-- BEGIN Task inputs --

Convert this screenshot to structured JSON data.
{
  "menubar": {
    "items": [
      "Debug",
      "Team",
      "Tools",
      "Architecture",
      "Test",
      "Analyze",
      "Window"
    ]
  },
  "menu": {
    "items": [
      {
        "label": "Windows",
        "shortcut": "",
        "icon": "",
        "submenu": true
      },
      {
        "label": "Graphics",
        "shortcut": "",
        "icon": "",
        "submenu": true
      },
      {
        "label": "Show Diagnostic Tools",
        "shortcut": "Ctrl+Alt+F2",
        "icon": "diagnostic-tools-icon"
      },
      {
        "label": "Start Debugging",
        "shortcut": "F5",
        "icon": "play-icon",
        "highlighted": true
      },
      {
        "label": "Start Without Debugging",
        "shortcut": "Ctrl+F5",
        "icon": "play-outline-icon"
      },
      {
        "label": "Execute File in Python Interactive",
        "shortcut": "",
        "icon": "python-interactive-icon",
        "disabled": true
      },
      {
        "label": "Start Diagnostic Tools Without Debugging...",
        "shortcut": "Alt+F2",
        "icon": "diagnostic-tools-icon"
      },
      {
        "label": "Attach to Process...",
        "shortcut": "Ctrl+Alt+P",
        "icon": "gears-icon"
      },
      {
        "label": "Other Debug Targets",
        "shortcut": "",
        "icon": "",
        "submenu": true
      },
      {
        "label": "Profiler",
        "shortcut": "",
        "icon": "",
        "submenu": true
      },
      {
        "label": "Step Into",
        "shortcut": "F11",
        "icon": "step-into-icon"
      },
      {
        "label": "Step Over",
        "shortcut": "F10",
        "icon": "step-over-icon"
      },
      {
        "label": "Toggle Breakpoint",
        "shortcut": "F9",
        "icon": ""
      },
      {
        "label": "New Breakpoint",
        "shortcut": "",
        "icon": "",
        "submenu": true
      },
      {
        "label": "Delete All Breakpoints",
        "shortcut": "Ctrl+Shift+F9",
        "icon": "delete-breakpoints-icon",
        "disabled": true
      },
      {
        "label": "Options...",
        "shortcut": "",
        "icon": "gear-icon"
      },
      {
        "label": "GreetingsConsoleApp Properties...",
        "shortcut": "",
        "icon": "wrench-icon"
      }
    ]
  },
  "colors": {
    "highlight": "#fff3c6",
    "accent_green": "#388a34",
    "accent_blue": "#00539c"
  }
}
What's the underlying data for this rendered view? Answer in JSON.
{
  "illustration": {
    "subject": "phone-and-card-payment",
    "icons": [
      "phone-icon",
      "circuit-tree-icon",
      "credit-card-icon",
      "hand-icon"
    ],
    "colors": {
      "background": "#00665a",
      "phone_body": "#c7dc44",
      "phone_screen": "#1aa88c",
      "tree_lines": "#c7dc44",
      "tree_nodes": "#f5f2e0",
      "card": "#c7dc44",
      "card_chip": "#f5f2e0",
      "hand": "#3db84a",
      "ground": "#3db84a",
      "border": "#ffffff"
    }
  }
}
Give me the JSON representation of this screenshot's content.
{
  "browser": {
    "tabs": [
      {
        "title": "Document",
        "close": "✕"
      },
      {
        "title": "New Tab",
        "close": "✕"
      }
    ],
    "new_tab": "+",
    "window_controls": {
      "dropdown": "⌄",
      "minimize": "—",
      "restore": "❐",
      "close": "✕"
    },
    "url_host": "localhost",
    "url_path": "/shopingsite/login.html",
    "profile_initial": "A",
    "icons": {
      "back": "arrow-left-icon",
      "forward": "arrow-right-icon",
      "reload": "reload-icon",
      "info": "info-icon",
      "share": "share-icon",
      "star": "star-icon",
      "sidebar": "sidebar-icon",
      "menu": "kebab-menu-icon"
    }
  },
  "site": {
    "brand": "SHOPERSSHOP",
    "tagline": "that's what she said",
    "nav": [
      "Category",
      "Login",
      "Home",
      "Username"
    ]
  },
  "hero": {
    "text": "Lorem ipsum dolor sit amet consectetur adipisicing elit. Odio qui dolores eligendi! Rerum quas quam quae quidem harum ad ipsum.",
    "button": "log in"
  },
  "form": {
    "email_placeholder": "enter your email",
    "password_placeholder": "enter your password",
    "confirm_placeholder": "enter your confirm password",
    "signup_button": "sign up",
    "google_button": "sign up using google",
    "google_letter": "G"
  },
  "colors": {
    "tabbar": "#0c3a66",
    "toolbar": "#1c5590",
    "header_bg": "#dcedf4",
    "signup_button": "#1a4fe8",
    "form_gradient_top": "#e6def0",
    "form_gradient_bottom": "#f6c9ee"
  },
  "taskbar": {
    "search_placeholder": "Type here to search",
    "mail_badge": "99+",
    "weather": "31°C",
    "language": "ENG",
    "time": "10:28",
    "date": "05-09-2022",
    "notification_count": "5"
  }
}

-- END Task inputs --

### Challenge
Set down each entry again, unchanged.

### Result of this exercise
Convert this screenshot to structured JSON data.
{
  "menubar": {
    "items": [
      "Debug",
      "Team",
      "Tools",
      "Architecture",
      "Test",
      "Analyze",
      "Window"
    ]
  },
  "menu": {
    "items": [
      {
        "label": "Windows",
        "shortcut": "",
        "icon": "",
        "submenu": true
      },
      {
        "label": "Graphics",
        "shortcut": "",
        "icon": "",
        "submenu": true
      },
      {
        "label": "Show Diagnostic Tools",
        "shortcut": "Ctrl+Alt+F2",
        "icon": "diagnostic-tools-icon"
      },
      {
        "label": "Start Debugging",
        "shortcut": "F5",
        "icon": "play-icon",
        "highlighted": true
      },
      {
        "label": "Start Without Debugging",
        "shortcut": "Ctrl+F5",
        "icon": "play-outline-icon"
      },
      {
        "label": "Execute File in Python Interactive",
        "shortcut": "",
        "icon": "python-interactive-icon",
        "disabled": true
      },
      {
        "label": "Start Diagnostic Tools Without Debugging...",
        "shortcut": "Alt+F2",
        "icon": "diagnostic-tools-icon"
      },
      {
        "label": "Attach to Process...",
        "shortcut": "Ctrl+Alt+P",
        "icon": "gears-icon"
      },
      {
        "label": "Other Debug Targets",
        "shortcut": "",
        "icon": "",
        "submenu": true
      },
      {
        "label": "Profiler",
        "shortcut": "",
        "icon": "",
        "submenu": true
      },
      {
        "label": "Step Into",
        "shortcut": "F11",
        "icon": "step-into-icon"
      },
      {
        "label": "Step Over",
        "shortcut": "F10",
        "icon": "step-over-icon"
      },
      {
        "label": "Toggle Breakpoint",
        "shortcut": "F9",
        "icon": ""
      },
      {
        "label": "New Breakpoint",
        "shortcut": "",
        "icon": "",
        "submenu": true
      },
      {
        "label": "Delete All Breakpoints",
        "shortcut": "Ctrl+Shift+F9",
        "icon": "delete-breakpoints-icon",
        "disabled": true
      },
      {
        "label": "Options...",
        "shortcut": "",
        "icon": "gear-icon"
      },
      {
        "label": "GreetingsConsoleApp Properties...",
        "shortcut": "",
        "icon": "wrench-icon"
      }
    ]
  },
  "colors": {
    "highlight": "#fff3c6",
    "accent_green": "#388a34",
    "accent_blue": "#00539c"
  }
}
What's the underlying data for this rendered view? Answer in JSON.
{
  "illustration": {
    "subject": "phone-and-card-payment",
    "icons": [
      "phone-icon",
      "circuit-tree-icon",
      "credit-card-icon",
      "hand-icon"
    ],
    "colors": {
      "background": "#00665a",
      "phone_body": "#c7dc44",
      "phone_screen": "#1aa88c",
      "tree_lines": "#c7dc44",
      "tree_nodes": "#f5f2e0",
      "card": "#c7dc44",
      "card_chip": "#f5f2e0",
      "hand": "#3db84a",
      "ground": "#3db84a",
      "border": "#ffffff"
    }
  }
}
Give me the JSON representation of this screenshot's content.
{
  "browser": {
    "tabs": [
      {
        "title": "Document",
        "close": "✕"
      },
      {
        "title": "New Tab",
        "close": "✕"
      }
    ],
    "new_tab": "+",
    "window_controls": {
      "dropdown": "⌄",
      "minimize": "—",
      "restore": "❐",
      "close": "✕"
    },
    "url_host": "localhost",
    "url_path": "/shopingsite/login.html",
    "profile_initial": "A",
    "icons": {
      "back": "arrow-left-icon",
      "forward": "arrow-right-icon",
      "reload": "reload-icon",
      "info": "info-icon",
      "share": "share-icon",
      "star": "star-icon",
      "sidebar": "sidebar-icon",
      "menu": "kebab-menu-icon"
    }
  },
  "site": {
    "brand": "SHOPERSSHOP",
    "tagline": "that's what she said",
    "nav": [
      "Category",
      "Login",
      "Home",
      "Username"
    ]
  },
  "hero": {
    "text": "Lorem ipsum dolor sit amet consectetur adipisicing elit. Odio qui dolores eligendi! Rerum quas quam quae quidem harum ad ipsum.",
    "button": "log in"
  },
  "form": {
    "email_placeholder": "enter your email",
    "password_placeholder": "enter your password",
    "confirm_placeholder": "enter your confirm password",
    "signup_button": "sign up",
    "google_button": "sign up using google",
    "google_letter": "G"
  },
  "colors": {
    "tabbar": "#0c3a66",
    "toolbar": "#1c5590",
    "header_bg": "#dcedf4",
    "signup_button": "#1a4fe8",
    "form_gradient_top": "#e6def0",
    "form_gradient_bottom": "#f6c9ee"
  },
  "taskbar": {
    "search_placeholder": "Type here to search",
    "mail_badge": "99+",
    "weather": "31°C",
    "language": "ENG",
    "time": "10:28",
    "date": "05-09-2022",
    "notification_count": "5"
  }
}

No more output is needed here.